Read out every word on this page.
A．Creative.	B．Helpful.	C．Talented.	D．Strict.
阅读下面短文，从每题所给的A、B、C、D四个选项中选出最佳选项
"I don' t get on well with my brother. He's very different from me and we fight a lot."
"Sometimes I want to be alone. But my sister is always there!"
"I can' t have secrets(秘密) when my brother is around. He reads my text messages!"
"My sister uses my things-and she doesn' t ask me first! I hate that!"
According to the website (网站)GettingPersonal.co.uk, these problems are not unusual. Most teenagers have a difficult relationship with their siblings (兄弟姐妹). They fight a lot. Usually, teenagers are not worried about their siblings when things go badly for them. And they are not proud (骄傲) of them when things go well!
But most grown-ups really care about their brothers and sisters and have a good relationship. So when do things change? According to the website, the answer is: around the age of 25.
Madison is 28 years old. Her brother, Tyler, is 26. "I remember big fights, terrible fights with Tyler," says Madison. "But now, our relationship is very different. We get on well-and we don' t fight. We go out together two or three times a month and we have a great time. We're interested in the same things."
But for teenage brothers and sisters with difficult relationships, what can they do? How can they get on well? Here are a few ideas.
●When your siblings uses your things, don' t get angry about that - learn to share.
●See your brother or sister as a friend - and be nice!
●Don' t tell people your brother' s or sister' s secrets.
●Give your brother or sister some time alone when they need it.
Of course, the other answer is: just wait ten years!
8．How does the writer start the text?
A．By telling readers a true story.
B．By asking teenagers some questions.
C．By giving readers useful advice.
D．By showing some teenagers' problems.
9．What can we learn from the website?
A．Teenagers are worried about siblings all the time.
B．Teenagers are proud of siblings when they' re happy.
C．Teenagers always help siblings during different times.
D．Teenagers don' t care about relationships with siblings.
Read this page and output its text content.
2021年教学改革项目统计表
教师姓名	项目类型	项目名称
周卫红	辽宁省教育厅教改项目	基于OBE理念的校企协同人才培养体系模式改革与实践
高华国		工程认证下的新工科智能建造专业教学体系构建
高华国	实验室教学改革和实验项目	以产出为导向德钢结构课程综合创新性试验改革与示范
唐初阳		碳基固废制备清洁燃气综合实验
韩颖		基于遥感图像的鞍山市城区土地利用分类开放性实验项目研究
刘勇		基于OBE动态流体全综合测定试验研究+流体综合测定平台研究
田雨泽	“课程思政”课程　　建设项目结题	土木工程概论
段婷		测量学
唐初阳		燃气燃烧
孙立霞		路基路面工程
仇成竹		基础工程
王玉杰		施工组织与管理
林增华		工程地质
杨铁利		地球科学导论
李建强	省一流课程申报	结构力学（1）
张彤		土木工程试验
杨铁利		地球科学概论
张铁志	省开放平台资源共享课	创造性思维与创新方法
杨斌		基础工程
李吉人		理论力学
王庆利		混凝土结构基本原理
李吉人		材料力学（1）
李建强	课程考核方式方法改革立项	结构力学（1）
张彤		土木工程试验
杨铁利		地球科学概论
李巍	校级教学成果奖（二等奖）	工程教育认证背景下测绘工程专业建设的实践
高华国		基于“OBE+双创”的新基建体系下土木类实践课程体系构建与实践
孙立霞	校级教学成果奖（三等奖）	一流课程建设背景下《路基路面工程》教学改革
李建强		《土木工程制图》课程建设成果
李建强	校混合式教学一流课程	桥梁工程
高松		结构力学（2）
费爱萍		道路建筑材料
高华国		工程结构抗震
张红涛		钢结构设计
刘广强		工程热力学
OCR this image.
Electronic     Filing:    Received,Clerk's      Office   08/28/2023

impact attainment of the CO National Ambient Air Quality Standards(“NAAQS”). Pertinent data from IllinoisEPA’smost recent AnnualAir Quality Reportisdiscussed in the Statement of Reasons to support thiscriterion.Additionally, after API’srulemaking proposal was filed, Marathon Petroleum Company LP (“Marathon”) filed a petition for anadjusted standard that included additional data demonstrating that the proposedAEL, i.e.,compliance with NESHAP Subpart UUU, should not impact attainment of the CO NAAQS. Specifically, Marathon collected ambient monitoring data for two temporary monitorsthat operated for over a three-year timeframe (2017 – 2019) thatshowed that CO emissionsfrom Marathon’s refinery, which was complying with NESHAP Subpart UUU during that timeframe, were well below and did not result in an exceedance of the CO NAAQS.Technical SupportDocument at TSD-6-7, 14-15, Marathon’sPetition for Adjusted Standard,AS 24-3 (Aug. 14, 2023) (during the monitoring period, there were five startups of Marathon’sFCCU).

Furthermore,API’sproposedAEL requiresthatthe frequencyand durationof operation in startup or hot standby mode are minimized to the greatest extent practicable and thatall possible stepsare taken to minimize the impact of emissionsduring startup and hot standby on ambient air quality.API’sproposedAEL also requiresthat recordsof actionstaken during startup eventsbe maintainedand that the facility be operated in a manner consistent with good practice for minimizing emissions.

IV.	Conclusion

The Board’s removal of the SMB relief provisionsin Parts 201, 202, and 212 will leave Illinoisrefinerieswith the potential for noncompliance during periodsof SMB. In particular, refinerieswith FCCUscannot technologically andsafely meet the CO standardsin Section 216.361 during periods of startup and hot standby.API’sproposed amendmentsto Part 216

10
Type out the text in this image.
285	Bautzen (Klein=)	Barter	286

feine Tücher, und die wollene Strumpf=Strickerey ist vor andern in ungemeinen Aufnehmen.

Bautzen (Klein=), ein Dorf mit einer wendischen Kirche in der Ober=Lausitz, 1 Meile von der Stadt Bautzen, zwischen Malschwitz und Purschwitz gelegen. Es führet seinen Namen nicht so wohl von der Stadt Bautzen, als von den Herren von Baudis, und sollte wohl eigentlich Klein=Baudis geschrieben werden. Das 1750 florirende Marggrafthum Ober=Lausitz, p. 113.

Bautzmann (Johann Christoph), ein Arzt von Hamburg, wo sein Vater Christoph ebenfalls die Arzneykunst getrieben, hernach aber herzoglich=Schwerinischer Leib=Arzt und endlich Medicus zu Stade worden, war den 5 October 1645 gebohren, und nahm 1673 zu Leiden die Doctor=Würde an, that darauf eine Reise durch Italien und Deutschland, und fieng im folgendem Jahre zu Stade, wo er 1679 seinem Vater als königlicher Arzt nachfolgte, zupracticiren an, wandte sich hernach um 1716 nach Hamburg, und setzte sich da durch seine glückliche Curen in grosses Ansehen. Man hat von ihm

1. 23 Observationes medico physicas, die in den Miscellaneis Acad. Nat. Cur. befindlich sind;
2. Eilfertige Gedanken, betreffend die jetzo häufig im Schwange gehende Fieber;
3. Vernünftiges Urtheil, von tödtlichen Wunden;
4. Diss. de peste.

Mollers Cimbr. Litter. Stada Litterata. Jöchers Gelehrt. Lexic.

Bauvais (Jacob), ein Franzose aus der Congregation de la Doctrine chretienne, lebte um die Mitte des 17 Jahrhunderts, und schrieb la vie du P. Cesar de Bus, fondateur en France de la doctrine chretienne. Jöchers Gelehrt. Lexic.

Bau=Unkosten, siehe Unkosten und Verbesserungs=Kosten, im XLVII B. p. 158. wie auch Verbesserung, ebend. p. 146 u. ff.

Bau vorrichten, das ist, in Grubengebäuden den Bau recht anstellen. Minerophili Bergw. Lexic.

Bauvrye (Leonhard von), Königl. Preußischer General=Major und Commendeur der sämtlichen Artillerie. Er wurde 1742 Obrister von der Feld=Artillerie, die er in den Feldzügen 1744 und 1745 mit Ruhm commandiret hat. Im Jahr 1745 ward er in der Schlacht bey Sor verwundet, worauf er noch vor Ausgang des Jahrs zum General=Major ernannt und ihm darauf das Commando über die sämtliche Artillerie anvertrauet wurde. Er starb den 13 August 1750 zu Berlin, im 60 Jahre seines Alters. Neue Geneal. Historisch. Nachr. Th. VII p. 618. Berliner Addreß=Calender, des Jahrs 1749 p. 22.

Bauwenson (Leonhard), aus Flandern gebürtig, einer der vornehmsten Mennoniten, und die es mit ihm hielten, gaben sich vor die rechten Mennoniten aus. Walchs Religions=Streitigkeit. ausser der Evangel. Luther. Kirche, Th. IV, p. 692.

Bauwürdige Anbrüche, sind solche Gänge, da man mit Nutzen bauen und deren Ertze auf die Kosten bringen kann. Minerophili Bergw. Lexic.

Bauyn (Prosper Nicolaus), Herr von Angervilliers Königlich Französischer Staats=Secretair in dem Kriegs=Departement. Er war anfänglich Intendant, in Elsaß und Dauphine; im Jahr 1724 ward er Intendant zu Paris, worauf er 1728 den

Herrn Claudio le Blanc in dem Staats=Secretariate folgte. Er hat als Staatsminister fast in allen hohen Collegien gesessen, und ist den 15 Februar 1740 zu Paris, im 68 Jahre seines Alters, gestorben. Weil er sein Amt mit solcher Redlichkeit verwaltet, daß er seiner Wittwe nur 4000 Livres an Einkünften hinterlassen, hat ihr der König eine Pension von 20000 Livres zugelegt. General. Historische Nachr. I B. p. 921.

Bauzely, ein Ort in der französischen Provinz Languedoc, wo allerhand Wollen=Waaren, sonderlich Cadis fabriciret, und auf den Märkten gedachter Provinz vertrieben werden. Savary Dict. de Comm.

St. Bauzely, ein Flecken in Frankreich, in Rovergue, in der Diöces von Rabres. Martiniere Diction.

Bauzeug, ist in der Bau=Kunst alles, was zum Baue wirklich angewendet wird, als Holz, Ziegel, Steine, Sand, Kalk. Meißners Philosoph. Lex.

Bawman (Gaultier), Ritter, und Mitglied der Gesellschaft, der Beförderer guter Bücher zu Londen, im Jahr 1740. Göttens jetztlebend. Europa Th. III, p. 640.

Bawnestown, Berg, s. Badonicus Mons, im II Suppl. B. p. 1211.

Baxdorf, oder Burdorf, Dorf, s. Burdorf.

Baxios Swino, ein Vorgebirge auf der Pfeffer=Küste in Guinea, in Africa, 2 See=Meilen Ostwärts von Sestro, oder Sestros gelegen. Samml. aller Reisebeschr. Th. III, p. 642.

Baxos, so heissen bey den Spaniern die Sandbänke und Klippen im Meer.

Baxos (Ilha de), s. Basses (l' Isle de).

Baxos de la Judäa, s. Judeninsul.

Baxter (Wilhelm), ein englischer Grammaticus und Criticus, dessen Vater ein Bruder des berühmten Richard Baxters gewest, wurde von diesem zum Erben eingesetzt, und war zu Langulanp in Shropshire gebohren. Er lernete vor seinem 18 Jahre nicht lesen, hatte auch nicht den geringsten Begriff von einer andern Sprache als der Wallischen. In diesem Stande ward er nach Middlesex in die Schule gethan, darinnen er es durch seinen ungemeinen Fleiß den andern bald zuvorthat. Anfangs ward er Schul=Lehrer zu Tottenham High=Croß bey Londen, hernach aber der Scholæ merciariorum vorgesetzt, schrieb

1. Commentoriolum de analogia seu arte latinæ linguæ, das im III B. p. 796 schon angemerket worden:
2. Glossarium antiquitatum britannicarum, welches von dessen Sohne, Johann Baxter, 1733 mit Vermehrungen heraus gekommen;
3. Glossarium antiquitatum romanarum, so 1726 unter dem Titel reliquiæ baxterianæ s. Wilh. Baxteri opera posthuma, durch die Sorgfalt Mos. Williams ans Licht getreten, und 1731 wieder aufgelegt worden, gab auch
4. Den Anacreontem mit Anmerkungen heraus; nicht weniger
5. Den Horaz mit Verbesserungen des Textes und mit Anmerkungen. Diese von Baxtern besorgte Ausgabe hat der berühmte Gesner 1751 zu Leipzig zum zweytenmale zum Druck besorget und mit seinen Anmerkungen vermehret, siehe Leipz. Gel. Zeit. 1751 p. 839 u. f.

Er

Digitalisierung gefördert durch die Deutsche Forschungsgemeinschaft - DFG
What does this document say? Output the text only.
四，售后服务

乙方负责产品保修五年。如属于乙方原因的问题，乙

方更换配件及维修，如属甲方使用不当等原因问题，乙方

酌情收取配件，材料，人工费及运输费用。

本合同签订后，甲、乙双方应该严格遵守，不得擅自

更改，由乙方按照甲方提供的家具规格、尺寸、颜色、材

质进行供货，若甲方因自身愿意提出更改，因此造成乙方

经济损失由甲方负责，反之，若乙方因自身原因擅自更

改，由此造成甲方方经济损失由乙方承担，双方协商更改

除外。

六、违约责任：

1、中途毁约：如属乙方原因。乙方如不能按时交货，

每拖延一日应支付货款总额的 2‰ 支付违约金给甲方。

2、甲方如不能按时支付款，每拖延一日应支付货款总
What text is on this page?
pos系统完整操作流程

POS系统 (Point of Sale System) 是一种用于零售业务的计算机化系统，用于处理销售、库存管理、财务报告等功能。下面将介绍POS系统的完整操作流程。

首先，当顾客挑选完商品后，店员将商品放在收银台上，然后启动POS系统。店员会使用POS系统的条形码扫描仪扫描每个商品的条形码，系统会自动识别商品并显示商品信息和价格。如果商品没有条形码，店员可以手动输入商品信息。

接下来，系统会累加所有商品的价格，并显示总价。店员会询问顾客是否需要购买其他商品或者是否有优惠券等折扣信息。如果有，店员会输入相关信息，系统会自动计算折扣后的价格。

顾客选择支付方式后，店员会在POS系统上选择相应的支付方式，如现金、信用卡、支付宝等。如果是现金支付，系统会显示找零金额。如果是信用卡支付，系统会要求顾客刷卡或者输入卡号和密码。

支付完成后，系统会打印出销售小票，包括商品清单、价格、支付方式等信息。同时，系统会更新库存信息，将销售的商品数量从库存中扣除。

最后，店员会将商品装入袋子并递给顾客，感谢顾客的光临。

-------

**THE TASK**
Go through the records and pull out each line that includes the word "Johann".

**EXERCISE RESULT**
Bautzmann (Johann Christoph), ein Arzt von Hamburg, wo sein Vater Christoph ebenfalls die Arzneykunst getrieben, hernach aber herzoglich=Schwerinischer Leib=Arzt und endlich Medicus zu Stade worden, war den 5 October 1645 gebohren, und nahm 1673 zu Leiden die Doctor=Würde an, that darauf eine Reise durch Italien und Deutschland, und fieng im folgendem Jahre zu Stade, wo er 1679 seinem Vater als königlicher Arzt nachfolgte, zupracticiren an, wandte sich hernach um 1716 nach Hamburg, und setzte sich da durch seine glückliche Curen in grosses Ansehen. Man hat von ihm
2. Glossarium antiquitatum britannicarum, welches von dessen Sohne, Johann Baxter, 1733 mit Vermehrungen heraus gekommen;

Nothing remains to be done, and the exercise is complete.